## Problem to work on
Reproduce the section of the passage on protein and RNA analysis that begins with the words "RNA quantitation by" and ends after "using multiple T-test.", word for word.

## Provided passage
------------
Protein analysis by western blotting
This procedure was carried out as described previously.26 Breast cancer cell lines were grown to log-phase, washed twice with ice-cold PBS, and lysed in an sodium dodecyl sulphate (SDS) lysis buffer [60 mM Tris-HCl (pH 6.8 at 25°C), 2% (w/v) SDS, 10% glycerol]. Proteins (25 μg) were separated by SDS-polyacrylamide gel electrophoresis (PAGE) and transferred to PVDF membranes. Membranes were subsequently immunoblotted with antibodies recognising human HER2 (mouse monoclonal, anti-Neu, Santa Cruz, Cat # sc-33684, RRID:AB_627996), human EpCAM (rabbit monoclonal, AbCAM, Cat # ab223582, RRID:AB_2762366), human alpha-Tubulin (mouse monoclonal, Sigma-Aldrich Cat# T6074, RRID:AB_477582) and human TSG101 (rabbit polyclonal, AbCAM, Cat # ab30871, RRID:AB_2208084) and corresponding secondary antibodies. Bound antibodies were visualized using Pierce™ ECL Western Blotting Substrate (ThermoFisher Scientific, Waltham, USA) and the chemiluminescence was measured using a BioRad ChemiDoc MP imaging system (Bio-Rad Laboratories, Inc., Hercules, USA).
RNA quantitation by qRT-PCR
Trizol-purified RNA were reverse transcribed into cDNA using qScript Flex cDNA kit (Cat # 95049, Quantabio, Beverly, USA) primed with equal molar ratio of oligo-dT and random primers according to the manufacturer’s instructions. Quantitative RT-PCR was carried out using SYBR Green MasterMix (Life Technologies, Carlsbad, USA) and gene-specific primers previously validated in the literature (Table 1). These included protein-coding mRNAs EpCAM,21 BIRC5,22 YBX1,23 GAPDH, and HPRT1, and lncRNAs ZFAS1,17 HOTAIR,19 and AGAP2-AS1.20 Three independent experiments were performed with duplicate PCR reactions per sample. RT-qPCR data were presented as cycle threshold (CT) values. Expression values were normalized relative to GAPDH mRNA expression. Statistical analysis was performed using multiple T-test.
------------
## Record set
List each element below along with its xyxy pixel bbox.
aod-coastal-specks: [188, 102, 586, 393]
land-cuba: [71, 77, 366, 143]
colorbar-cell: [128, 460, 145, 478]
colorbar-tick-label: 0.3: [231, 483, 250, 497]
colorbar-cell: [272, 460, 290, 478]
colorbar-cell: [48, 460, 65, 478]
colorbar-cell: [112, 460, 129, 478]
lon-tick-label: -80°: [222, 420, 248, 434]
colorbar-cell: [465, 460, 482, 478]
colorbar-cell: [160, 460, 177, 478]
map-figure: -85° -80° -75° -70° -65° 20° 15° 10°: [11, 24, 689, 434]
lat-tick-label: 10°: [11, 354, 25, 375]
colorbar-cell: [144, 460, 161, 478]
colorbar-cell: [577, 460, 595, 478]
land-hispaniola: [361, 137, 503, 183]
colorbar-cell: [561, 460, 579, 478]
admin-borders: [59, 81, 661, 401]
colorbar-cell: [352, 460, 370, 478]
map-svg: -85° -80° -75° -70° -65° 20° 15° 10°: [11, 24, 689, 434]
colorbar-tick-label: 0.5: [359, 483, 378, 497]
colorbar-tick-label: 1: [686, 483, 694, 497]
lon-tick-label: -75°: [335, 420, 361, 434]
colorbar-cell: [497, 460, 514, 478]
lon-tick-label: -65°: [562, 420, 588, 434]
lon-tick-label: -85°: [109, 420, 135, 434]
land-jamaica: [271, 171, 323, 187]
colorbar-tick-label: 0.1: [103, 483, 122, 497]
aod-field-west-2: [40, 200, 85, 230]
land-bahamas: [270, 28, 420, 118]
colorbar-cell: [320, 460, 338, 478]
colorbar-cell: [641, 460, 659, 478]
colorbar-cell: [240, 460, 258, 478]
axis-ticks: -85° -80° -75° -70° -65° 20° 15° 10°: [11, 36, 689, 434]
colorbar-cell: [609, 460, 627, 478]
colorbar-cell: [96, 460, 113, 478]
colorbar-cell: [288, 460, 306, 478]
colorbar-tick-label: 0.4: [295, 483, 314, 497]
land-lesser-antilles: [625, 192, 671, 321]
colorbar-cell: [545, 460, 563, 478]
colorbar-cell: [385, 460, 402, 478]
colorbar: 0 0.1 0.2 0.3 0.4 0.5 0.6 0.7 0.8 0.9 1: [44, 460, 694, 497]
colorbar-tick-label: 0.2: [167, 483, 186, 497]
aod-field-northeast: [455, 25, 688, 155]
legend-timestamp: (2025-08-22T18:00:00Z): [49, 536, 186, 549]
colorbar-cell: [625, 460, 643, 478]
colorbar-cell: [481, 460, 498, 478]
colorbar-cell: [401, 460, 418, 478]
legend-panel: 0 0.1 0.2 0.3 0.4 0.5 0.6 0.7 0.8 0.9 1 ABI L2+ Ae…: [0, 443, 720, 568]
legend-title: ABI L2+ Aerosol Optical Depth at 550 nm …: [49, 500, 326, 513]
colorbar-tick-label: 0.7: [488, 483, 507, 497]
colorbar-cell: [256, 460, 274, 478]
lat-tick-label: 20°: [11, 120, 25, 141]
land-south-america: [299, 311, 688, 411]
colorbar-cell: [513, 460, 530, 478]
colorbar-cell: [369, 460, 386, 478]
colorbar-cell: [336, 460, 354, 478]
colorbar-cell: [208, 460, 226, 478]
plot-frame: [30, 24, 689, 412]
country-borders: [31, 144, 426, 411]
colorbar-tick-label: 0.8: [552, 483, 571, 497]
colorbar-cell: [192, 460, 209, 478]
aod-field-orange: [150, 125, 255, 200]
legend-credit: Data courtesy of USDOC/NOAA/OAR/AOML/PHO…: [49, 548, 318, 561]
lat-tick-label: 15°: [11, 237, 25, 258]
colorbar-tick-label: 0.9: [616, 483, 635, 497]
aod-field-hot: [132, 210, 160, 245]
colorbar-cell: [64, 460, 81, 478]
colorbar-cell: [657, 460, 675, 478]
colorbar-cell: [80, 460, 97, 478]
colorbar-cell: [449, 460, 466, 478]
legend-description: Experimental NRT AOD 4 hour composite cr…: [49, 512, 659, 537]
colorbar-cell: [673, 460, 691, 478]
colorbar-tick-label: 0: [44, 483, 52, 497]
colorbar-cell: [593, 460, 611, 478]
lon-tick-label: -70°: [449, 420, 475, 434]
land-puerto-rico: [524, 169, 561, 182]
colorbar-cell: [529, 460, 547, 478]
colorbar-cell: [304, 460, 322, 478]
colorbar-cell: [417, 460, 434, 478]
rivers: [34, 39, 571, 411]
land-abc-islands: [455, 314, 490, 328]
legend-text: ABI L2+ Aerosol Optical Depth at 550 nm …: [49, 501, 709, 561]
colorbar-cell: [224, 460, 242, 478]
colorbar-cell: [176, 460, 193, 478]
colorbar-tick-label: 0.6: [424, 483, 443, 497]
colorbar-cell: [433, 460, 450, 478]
------------
## Result of this task
RNA quantitation by qRT-PCR
Trizol-purified RNA were reverse transcribed into cDNA using qScript Flex cDNA kit (Cat # 95049, Quantabio, Beverly, USA) primed with equal molar ratio of oligo-dT and random primers according to the manufacturer’s instructions. Quantitative RT-PCR was carried out using SYBR Green MasterMix (Life Technologies, Carlsbad, USA) and gene-specific primers previously validated in the literature (Table 1). These included protein-coding mRNAs EpCAM,21 BIRC5,22 YBX1,23 GAPDH, and HPRT1, and lncRNAs ZFAS1,17 HOTAIR,19 and AGAP2-AS1.20 Three independent experiments were performed with duplicate PCR reactions per sample. RT-qPCR data were presented as cycle threshold (CT) values. Expression values were normalized relative to GAPDH mRNA expression. Statistical analysis was performed using multiple T-test.